# BRIEF
Take every line from the material that has the word "content" in it.

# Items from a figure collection

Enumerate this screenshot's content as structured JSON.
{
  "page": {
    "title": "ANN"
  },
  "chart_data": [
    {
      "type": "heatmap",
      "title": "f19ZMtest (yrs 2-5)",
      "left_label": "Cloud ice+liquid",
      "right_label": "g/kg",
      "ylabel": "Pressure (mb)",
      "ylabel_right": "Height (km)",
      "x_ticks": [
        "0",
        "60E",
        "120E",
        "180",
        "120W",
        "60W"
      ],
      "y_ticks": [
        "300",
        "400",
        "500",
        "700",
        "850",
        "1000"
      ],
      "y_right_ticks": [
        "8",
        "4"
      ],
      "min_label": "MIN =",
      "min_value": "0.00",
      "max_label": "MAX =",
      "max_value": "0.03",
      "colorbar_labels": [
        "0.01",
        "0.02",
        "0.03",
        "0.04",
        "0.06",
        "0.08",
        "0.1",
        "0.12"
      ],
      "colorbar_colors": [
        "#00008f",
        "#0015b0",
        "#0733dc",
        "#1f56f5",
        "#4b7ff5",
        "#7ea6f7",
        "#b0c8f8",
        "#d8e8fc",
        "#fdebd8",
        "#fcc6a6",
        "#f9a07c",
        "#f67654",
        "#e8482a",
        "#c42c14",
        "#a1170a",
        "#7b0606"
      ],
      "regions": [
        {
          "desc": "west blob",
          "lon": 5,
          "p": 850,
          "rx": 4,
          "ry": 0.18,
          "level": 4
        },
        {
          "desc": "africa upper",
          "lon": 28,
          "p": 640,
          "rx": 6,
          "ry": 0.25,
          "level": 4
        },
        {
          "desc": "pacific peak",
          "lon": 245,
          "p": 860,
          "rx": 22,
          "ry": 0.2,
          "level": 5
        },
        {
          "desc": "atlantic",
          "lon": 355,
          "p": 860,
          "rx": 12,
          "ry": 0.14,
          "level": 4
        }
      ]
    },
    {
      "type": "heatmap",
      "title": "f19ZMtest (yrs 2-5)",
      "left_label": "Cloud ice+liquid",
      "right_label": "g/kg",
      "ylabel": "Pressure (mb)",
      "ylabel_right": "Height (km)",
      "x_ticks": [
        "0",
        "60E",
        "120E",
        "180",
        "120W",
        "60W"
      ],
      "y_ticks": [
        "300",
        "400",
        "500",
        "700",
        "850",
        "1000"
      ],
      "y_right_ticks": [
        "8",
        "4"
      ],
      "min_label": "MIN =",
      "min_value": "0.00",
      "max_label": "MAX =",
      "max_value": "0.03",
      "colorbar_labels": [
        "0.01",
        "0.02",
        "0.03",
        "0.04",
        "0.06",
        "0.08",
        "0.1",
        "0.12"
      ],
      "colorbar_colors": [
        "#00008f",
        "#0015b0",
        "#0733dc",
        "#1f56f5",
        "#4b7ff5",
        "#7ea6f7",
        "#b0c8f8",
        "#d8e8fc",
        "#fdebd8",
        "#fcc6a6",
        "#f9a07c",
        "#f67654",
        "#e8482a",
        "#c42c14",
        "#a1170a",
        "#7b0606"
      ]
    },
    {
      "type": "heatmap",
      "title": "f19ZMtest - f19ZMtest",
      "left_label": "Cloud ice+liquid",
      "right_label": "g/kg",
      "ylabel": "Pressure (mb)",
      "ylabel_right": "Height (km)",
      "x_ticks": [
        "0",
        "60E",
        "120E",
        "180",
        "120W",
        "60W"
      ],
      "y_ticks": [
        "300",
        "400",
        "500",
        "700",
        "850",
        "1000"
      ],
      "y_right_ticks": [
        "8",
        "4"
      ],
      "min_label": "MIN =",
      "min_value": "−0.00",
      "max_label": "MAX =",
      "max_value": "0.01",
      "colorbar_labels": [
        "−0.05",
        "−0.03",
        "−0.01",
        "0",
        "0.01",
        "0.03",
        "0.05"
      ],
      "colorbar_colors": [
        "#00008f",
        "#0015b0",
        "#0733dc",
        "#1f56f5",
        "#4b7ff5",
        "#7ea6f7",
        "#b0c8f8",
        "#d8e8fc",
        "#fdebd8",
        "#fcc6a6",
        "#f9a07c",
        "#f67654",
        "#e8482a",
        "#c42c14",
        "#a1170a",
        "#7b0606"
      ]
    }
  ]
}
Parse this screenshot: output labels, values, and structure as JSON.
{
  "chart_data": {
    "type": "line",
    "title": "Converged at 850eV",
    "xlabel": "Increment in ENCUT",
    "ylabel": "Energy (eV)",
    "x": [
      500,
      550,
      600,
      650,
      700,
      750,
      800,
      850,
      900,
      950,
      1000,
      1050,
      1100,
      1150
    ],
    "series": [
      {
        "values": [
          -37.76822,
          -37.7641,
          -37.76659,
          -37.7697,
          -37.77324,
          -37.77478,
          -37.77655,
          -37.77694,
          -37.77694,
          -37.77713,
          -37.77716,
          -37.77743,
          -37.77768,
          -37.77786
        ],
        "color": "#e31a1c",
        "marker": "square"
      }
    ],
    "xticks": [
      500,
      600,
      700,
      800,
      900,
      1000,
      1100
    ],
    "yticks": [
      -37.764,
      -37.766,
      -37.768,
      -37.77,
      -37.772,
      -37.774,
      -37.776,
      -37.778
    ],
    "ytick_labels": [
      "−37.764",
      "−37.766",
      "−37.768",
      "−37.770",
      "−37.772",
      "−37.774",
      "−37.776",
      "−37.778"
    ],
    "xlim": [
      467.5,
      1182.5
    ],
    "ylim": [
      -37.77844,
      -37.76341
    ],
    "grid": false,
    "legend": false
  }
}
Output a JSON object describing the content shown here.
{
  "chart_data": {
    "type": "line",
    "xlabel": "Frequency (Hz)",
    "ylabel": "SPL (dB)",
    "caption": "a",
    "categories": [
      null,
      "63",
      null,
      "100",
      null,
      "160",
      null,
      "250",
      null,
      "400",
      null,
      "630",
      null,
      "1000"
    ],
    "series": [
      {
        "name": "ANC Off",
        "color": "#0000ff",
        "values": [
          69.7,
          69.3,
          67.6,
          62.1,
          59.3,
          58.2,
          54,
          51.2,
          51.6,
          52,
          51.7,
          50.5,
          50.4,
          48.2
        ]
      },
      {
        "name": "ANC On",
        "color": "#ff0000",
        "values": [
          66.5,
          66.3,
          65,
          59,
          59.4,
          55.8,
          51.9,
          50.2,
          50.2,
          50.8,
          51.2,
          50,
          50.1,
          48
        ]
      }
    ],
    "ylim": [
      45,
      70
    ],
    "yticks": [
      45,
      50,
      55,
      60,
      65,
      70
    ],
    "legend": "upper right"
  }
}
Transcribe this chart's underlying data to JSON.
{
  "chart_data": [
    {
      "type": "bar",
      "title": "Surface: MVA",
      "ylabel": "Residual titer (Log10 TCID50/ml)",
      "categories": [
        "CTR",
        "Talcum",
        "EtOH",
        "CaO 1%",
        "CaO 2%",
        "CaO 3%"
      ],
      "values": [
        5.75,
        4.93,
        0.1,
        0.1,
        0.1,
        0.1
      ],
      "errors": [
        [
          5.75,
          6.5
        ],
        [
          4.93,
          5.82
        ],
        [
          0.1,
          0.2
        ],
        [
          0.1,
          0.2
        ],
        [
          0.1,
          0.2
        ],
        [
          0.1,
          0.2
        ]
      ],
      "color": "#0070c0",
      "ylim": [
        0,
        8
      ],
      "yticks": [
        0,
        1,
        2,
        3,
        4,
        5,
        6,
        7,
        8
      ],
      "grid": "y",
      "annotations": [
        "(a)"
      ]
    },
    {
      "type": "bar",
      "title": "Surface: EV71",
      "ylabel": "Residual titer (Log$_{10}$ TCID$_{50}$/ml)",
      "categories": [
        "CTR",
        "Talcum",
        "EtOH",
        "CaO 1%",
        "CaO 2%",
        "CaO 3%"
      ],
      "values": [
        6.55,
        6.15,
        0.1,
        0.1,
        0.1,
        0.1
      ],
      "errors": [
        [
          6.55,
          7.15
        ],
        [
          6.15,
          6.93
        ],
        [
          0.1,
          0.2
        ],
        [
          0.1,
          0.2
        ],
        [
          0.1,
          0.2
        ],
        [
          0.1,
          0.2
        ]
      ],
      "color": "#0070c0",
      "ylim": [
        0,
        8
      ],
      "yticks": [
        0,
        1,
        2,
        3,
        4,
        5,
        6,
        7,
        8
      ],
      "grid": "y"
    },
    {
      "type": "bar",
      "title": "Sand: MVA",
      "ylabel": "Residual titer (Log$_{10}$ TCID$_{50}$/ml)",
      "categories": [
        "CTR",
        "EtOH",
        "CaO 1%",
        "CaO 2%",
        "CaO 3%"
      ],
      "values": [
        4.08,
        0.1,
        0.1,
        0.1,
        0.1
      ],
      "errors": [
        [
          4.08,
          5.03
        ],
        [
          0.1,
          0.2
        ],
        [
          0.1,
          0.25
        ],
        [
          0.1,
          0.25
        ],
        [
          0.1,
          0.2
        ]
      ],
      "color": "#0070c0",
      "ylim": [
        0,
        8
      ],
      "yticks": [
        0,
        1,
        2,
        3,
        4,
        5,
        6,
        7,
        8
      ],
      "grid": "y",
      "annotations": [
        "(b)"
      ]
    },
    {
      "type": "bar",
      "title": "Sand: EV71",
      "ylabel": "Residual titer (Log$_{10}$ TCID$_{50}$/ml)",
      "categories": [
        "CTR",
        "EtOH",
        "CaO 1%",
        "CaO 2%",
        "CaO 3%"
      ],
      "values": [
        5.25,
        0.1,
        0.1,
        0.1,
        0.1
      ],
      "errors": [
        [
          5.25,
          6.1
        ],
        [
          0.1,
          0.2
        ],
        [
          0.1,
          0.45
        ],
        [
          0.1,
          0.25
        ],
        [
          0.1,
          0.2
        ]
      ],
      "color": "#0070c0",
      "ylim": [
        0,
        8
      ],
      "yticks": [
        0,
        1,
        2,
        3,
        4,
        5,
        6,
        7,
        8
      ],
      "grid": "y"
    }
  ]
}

# ANSWER FOR THIS EXERCISE
Enumerate this screenshot's content as structured JSON.
Output a JSON object describing the content shown here.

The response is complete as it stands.